## START Data rows

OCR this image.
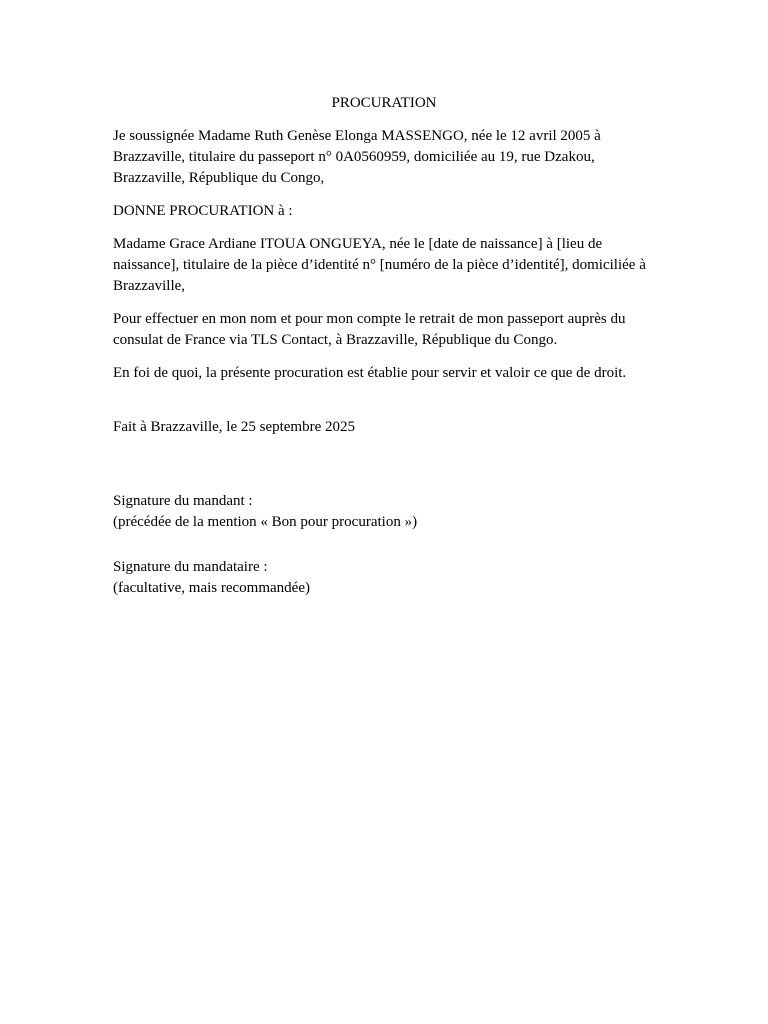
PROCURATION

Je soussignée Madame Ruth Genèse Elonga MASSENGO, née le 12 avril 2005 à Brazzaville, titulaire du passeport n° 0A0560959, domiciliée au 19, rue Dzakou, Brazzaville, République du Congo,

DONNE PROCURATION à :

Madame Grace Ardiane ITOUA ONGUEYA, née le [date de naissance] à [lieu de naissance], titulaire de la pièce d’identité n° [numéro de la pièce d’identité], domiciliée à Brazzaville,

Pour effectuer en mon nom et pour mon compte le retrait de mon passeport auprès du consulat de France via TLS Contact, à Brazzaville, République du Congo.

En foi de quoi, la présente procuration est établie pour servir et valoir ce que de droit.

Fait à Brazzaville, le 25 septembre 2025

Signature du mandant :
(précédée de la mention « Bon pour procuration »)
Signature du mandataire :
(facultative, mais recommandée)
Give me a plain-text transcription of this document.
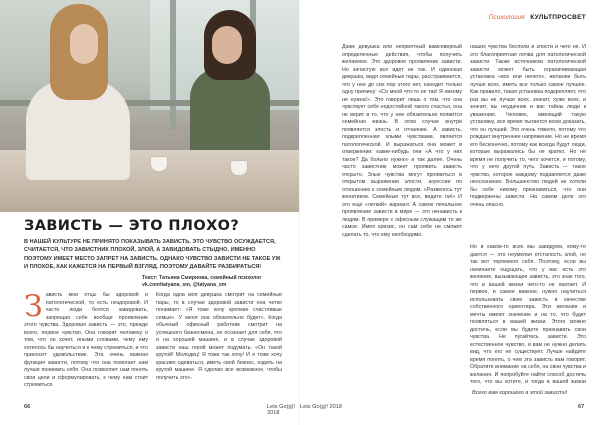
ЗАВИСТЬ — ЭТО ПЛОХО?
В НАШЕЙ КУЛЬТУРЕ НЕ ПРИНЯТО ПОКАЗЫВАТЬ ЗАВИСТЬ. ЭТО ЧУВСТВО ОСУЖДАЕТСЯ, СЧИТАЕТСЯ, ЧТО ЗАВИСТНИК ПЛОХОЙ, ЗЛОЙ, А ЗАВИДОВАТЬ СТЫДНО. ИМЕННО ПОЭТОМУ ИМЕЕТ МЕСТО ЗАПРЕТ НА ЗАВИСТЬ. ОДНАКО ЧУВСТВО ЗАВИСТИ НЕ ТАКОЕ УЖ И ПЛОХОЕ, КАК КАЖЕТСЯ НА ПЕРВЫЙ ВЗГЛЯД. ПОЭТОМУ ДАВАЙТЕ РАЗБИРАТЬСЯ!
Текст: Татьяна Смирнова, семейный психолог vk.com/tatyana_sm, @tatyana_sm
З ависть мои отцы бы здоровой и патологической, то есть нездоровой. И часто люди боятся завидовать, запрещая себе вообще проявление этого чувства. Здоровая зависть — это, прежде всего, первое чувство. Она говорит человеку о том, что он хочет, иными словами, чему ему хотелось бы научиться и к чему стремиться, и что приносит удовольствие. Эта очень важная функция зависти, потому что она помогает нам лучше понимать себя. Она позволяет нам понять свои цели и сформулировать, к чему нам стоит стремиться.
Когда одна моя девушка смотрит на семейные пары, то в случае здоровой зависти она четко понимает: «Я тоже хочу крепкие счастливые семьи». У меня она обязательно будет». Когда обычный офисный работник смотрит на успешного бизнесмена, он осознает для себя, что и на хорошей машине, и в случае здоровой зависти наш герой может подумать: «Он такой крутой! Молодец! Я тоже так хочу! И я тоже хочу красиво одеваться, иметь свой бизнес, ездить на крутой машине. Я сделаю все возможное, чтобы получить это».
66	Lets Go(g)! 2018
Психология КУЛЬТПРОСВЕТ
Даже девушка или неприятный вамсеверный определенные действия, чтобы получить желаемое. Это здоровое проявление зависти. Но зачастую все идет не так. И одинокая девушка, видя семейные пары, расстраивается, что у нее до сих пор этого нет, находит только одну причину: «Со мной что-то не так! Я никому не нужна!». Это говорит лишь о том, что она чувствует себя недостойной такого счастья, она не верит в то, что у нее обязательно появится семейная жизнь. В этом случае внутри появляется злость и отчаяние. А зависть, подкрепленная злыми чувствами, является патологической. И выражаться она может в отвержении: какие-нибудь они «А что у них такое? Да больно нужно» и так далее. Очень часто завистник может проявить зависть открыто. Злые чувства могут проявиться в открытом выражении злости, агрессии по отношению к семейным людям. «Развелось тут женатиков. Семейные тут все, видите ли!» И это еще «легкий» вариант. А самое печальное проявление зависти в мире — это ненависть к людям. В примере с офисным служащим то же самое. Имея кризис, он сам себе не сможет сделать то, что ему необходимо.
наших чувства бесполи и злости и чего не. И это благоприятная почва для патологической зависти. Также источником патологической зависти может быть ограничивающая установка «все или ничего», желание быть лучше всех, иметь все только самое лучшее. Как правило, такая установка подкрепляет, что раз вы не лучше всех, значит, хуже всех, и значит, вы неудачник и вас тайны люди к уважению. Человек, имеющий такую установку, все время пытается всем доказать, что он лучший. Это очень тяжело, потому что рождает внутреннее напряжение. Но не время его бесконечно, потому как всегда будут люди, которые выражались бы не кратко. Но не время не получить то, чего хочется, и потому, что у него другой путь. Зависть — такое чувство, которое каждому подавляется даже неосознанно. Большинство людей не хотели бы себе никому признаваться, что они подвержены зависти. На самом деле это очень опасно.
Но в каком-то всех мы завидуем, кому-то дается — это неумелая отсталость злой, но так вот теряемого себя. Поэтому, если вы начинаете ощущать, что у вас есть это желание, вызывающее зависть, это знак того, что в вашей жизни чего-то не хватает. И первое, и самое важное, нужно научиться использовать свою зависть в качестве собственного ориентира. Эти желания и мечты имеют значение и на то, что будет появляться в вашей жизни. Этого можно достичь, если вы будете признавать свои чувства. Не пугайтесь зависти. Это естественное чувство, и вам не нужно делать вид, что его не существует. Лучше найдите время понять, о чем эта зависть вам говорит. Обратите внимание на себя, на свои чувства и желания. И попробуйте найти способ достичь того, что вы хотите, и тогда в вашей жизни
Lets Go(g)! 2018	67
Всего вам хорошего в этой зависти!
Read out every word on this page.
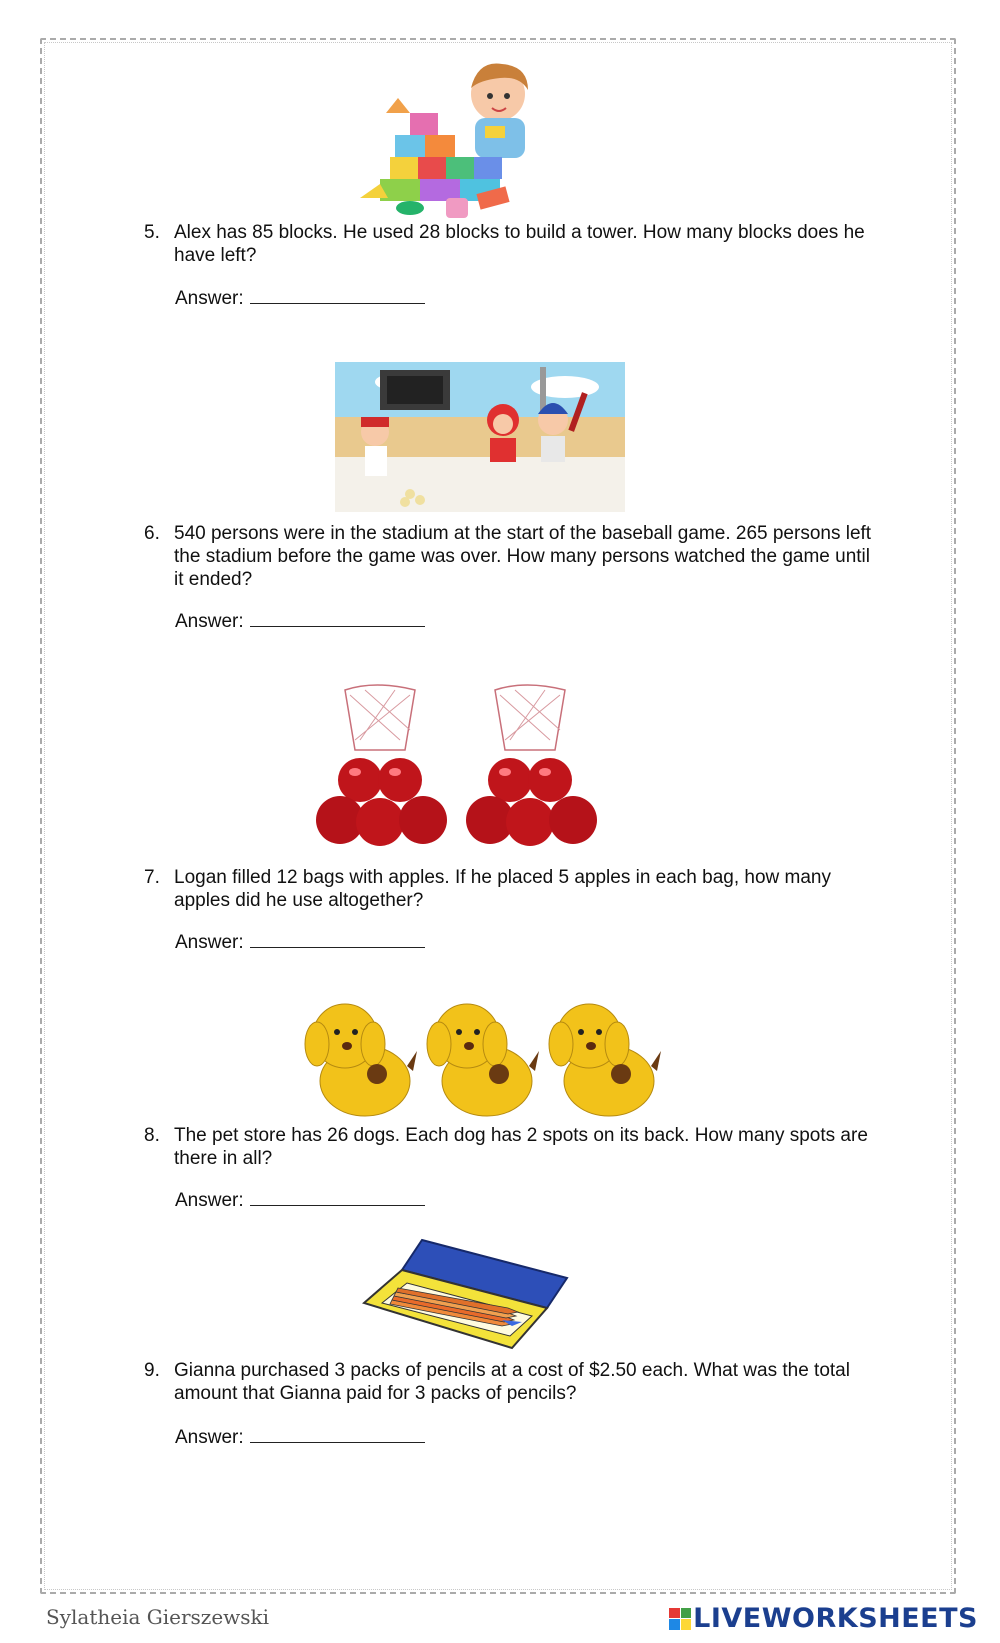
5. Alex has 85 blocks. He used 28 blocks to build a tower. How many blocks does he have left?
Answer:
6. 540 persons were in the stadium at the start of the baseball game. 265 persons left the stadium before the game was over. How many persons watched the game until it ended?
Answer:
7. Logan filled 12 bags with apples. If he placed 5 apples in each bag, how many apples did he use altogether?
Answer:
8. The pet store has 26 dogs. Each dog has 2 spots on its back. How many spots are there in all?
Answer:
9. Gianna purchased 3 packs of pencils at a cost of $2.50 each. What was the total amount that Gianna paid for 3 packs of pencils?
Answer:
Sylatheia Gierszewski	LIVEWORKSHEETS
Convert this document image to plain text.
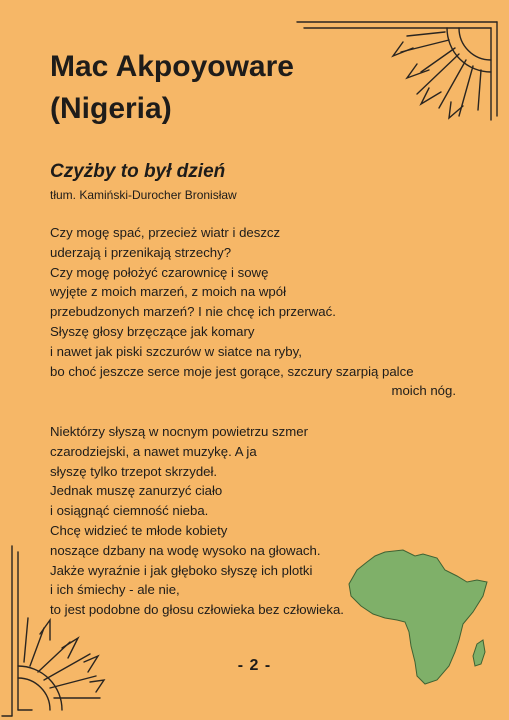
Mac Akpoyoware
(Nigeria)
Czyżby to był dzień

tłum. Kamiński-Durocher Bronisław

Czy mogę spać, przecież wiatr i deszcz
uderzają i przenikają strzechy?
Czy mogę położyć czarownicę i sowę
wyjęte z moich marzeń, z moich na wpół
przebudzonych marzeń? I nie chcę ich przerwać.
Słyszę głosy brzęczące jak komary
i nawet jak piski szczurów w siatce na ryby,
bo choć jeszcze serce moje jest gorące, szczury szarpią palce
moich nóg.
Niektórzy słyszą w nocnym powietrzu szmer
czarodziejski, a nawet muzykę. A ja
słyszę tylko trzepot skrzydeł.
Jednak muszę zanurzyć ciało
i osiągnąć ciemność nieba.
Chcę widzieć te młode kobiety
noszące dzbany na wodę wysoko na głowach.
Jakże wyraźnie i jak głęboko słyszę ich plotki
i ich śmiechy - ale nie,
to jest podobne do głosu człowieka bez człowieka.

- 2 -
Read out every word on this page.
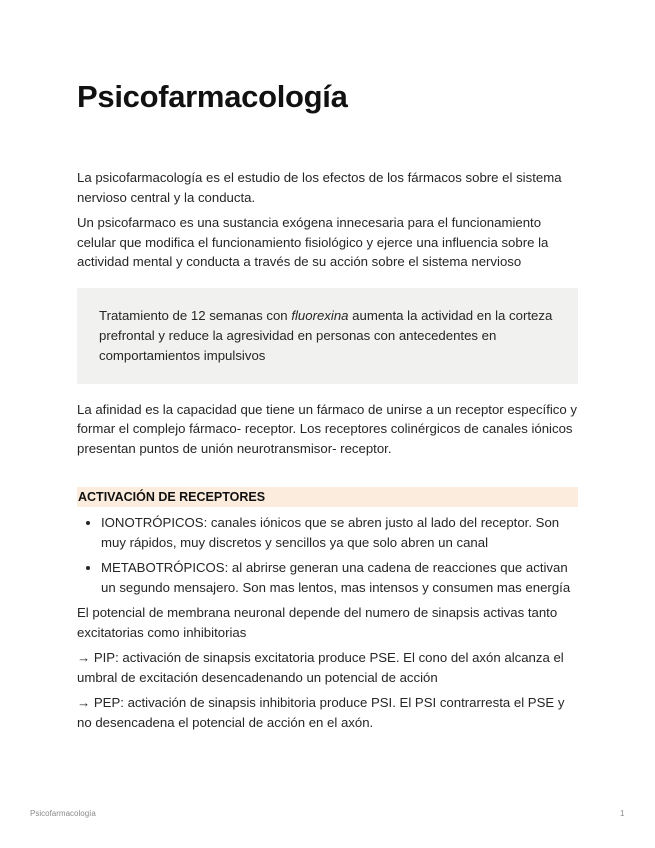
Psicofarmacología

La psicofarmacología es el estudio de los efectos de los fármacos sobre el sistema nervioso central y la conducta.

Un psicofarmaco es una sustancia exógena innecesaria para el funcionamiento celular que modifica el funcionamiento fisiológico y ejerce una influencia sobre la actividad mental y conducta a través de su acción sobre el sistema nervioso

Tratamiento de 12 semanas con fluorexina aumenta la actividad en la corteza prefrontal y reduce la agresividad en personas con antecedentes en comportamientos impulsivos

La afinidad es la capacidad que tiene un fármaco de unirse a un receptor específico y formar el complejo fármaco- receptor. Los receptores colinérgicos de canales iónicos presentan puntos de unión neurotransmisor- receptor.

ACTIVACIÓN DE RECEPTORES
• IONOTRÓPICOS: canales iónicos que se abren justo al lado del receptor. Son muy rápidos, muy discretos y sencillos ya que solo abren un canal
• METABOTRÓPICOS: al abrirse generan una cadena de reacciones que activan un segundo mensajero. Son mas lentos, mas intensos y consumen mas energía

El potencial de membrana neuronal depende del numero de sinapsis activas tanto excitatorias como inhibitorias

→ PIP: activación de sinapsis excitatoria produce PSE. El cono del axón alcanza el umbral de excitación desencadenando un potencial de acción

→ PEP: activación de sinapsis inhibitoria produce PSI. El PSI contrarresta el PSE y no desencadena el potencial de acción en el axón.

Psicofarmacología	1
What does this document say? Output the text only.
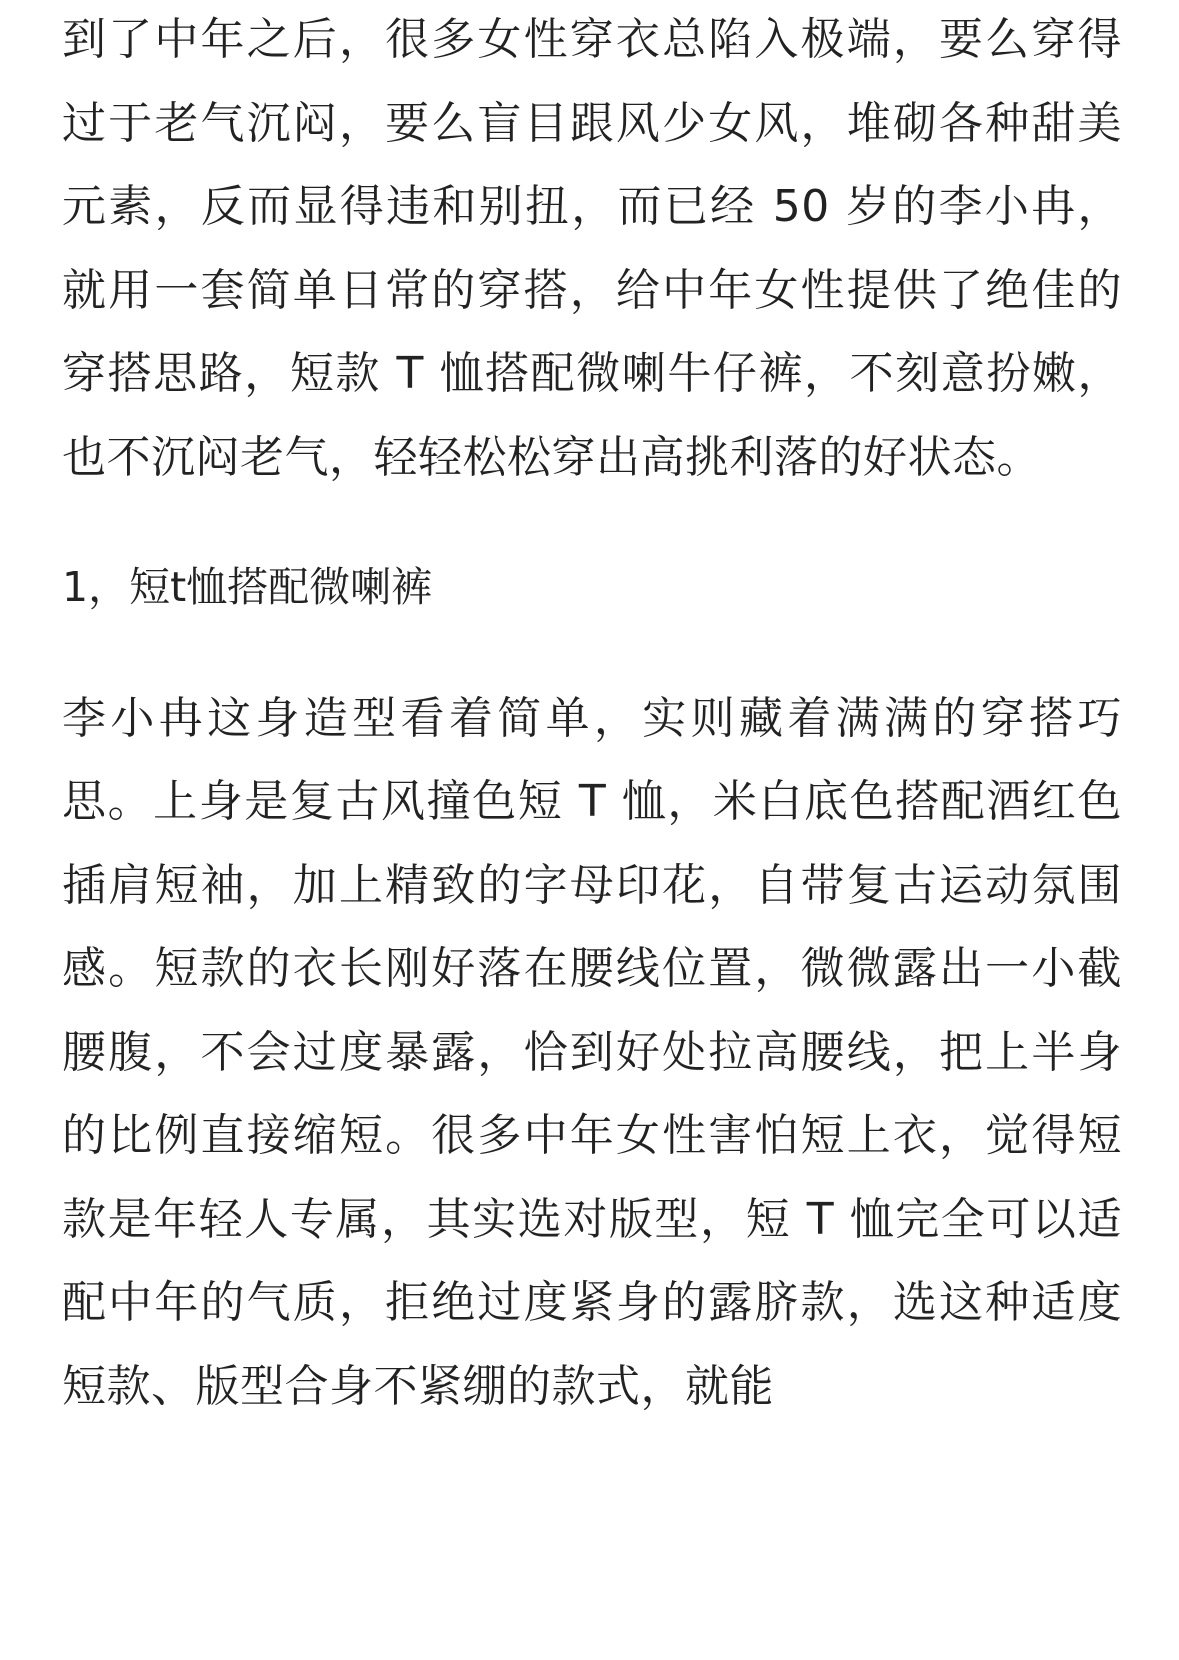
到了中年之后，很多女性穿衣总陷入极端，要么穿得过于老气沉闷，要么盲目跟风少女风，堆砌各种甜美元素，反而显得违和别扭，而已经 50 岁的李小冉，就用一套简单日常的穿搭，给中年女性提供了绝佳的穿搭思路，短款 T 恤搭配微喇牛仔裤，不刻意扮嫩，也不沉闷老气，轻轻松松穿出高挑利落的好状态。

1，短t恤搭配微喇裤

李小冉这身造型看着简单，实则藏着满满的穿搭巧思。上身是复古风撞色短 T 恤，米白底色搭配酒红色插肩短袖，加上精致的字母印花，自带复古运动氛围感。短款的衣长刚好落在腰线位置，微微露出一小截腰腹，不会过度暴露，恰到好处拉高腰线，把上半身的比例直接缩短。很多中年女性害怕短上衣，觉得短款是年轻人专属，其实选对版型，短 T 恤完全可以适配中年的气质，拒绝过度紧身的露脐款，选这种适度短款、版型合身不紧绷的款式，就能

## END Data rows

• _Task goal_: Copy each line that contains the word "marzeń".

• _Task response_:
wyjęte z moich marzeń, z moich na wpół
przebudzonych marzeń? I nie chcę ich przerwać.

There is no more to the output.